──────── DATA PROVIDED

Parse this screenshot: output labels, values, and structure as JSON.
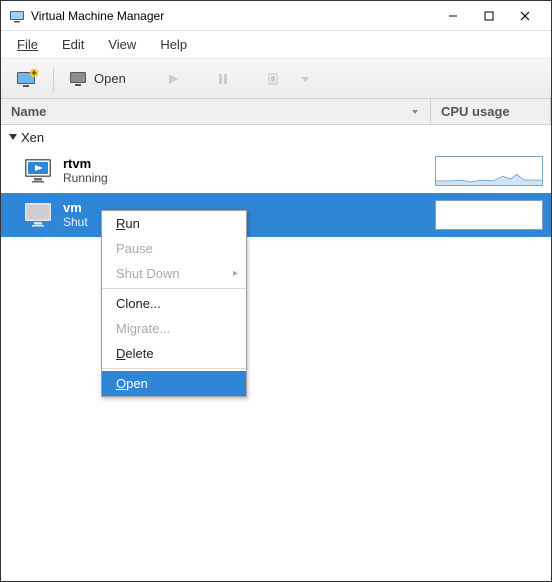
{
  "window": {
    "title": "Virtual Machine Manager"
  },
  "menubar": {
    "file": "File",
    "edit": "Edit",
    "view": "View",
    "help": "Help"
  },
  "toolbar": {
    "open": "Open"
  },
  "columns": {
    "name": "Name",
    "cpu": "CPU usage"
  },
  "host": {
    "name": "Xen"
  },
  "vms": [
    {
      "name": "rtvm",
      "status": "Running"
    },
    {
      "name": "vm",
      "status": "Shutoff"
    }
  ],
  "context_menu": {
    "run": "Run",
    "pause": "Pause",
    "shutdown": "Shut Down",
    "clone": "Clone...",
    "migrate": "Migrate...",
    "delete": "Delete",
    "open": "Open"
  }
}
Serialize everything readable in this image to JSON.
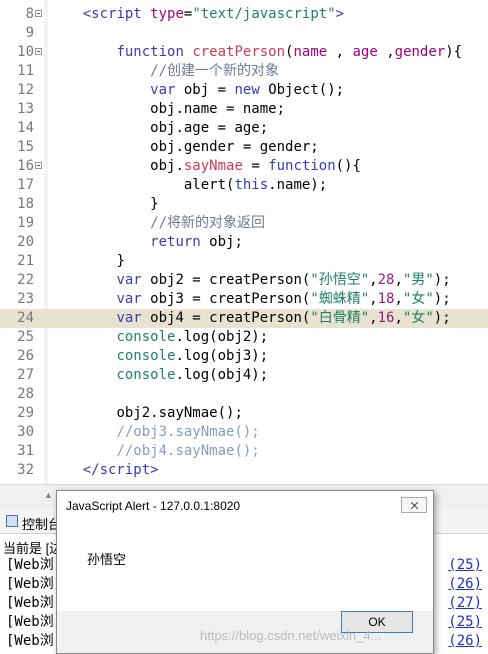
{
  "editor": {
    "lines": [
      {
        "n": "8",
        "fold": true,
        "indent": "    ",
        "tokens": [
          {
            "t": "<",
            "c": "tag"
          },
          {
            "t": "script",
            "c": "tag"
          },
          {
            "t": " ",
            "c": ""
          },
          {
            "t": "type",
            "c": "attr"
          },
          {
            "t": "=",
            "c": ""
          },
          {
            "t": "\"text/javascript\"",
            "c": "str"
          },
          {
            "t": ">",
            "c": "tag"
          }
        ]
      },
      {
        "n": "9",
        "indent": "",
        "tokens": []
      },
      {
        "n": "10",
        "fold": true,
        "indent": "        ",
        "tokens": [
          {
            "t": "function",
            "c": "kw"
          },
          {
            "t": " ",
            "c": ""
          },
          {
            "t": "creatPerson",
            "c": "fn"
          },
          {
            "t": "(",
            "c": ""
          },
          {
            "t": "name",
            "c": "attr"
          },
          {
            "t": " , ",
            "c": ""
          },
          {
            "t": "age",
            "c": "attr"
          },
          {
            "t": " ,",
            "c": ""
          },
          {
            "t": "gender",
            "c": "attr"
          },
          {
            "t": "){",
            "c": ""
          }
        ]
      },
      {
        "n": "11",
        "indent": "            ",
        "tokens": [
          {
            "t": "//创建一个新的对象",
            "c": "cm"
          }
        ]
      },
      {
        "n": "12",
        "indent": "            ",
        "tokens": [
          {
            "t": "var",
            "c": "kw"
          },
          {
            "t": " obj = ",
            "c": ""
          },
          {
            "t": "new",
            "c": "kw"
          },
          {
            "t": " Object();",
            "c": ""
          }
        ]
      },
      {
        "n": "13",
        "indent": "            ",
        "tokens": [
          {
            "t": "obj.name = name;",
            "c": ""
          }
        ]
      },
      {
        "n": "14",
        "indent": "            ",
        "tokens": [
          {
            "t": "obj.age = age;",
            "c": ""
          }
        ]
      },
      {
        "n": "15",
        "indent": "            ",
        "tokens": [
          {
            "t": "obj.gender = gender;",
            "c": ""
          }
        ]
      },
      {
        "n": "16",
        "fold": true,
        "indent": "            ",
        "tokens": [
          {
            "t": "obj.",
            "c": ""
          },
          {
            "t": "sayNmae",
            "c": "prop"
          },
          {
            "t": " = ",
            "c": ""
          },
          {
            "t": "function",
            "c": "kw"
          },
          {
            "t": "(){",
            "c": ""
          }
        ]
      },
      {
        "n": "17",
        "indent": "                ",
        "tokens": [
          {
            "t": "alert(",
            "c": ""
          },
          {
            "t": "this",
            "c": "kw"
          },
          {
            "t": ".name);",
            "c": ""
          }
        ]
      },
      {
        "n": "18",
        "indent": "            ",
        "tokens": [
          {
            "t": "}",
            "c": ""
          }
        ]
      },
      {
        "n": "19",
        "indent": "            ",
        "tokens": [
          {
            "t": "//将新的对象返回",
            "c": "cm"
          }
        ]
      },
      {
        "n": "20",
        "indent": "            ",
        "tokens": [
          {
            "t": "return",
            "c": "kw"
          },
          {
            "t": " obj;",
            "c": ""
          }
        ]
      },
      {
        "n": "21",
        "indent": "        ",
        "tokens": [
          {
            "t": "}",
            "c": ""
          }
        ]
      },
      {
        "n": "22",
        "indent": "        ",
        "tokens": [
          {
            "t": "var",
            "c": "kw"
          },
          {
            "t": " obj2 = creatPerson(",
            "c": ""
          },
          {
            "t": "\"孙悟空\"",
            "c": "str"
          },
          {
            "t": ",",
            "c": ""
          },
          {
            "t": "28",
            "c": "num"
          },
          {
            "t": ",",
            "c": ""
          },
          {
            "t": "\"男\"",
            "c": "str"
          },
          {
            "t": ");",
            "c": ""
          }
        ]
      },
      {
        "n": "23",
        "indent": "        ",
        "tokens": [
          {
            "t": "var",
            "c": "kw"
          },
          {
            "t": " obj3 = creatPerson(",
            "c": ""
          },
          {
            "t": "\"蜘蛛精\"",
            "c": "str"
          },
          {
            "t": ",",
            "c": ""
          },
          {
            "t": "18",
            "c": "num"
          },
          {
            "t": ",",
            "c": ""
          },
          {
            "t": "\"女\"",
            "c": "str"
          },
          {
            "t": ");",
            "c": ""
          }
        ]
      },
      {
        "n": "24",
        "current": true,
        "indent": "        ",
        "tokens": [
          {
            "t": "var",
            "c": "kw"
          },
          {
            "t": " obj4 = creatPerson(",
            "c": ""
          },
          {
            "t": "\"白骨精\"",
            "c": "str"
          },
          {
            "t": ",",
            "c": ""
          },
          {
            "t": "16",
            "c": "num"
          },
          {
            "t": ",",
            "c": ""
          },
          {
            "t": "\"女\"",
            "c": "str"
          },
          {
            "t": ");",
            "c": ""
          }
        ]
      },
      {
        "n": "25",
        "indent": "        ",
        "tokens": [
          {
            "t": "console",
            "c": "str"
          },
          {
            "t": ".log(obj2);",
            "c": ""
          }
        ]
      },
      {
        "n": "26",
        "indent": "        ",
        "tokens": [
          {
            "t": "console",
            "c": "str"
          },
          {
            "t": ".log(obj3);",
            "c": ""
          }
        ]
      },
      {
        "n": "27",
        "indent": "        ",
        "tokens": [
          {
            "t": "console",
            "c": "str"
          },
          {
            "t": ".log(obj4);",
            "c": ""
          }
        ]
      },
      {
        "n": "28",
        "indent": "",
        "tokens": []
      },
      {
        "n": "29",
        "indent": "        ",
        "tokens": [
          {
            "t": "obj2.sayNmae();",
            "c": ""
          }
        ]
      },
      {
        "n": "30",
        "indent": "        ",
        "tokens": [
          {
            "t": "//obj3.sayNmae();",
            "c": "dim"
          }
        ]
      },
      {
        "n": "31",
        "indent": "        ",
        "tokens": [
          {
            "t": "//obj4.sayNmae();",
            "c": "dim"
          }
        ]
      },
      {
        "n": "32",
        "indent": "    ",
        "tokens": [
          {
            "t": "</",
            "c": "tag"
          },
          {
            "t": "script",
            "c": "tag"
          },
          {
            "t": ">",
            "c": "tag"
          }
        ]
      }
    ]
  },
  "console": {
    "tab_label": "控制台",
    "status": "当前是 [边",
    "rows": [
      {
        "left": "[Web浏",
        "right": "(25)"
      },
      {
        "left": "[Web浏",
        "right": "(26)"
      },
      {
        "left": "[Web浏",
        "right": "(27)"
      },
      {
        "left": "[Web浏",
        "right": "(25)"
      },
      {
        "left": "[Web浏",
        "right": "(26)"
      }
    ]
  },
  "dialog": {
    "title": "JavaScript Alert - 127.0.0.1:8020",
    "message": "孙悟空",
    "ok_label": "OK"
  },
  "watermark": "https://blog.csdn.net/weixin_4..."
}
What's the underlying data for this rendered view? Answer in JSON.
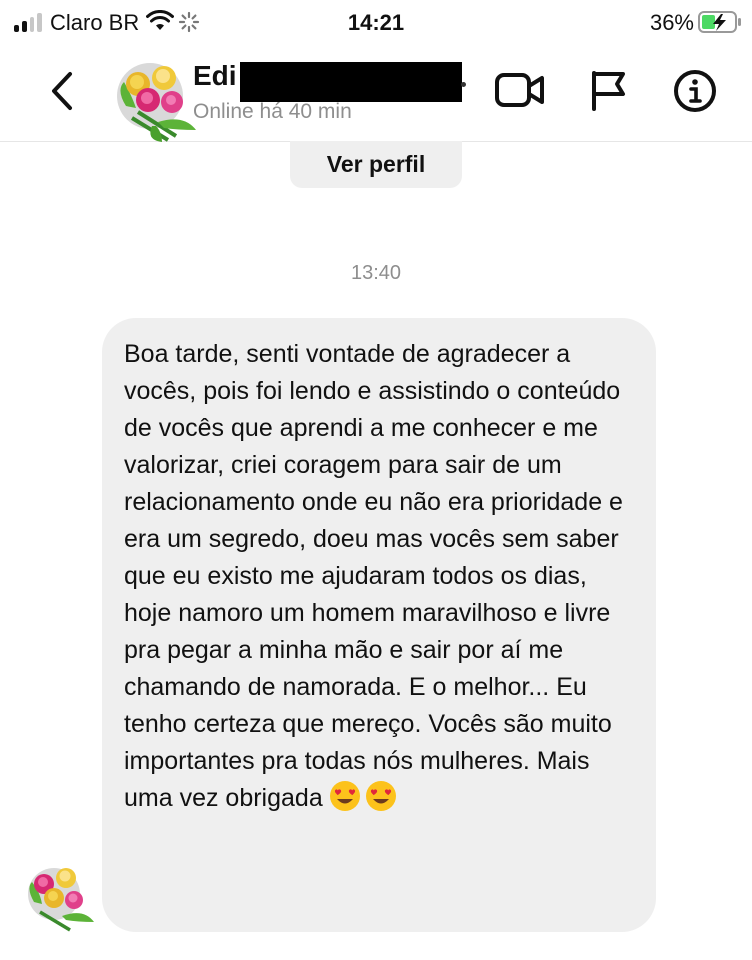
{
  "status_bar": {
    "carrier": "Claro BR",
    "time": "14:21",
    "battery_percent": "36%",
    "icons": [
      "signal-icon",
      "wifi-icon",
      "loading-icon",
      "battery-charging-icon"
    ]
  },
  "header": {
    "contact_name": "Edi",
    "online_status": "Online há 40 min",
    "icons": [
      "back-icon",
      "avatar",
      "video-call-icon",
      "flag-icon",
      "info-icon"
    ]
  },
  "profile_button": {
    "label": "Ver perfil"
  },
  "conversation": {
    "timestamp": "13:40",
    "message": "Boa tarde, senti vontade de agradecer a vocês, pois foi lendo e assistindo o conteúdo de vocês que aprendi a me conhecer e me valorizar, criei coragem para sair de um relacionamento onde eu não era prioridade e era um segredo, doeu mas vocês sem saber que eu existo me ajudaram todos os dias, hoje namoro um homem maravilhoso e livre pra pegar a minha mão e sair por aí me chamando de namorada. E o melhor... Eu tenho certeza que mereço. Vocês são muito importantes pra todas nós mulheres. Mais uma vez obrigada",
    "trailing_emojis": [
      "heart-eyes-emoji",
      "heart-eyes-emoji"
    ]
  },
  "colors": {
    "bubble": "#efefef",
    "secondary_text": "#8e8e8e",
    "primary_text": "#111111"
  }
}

────────────────

» EXERCISE DETAILS
Reproduce precisely the lines of the listing above, from the line containing "What's the underlying" to the last line, both ends included. Pictures are to be omitted.

» TASK RESPONSE
What's the underlying data for this rendered view? Answer in JSON.
{
  "status_bar": {
    "carrier": "Claro BR",
    "time": "14:21",
    "battery_percent": "36%",
    "icons": [
      "signal-icon",
      "wifi-icon",
      "loading-icon",
      "battery-charging-icon"
    ]
  },
  "header": {
    "contact_name": "Edi",
    "online_status": "Online há 40 min",
    "icons": [
      "back-icon",
      "avatar",
      "video-call-icon",
      "flag-icon",
      "info-icon"
    ]
  },
  "profile_button": {
    "label": "Ver perfil"
  },
  "conversation": {
    "timestamp": "13:40",
    "message": "Boa tarde, senti vontade de agradecer a vocês, pois foi lendo e assistindo o conteúdo de vocês que aprendi a me conhecer e me valorizar, criei coragem para sair de um relacionamento onde eu não era prioridade e era um segredo, doeu mas vocês sem saber que eu existo me ajudaram todos os dias, hoje namoro um homem maravilhoso e livre pra pegar a minha mão e sair por aí me chamando de namorada. E o melhor... Eu tenho certeza que mereço. Vocês são muito importantes pra todas nós mulheres. Mais uma vez obrigada",
    "trailing_emojis": [
      "heart-eyes-emoji",
      "heart-eyes-emoji"
    ]
  },
  "colors": {
    "bubble": "#efefef",
    "secondary_text": "#8e8e8e",
    "primary_text": "#111111"
  }
}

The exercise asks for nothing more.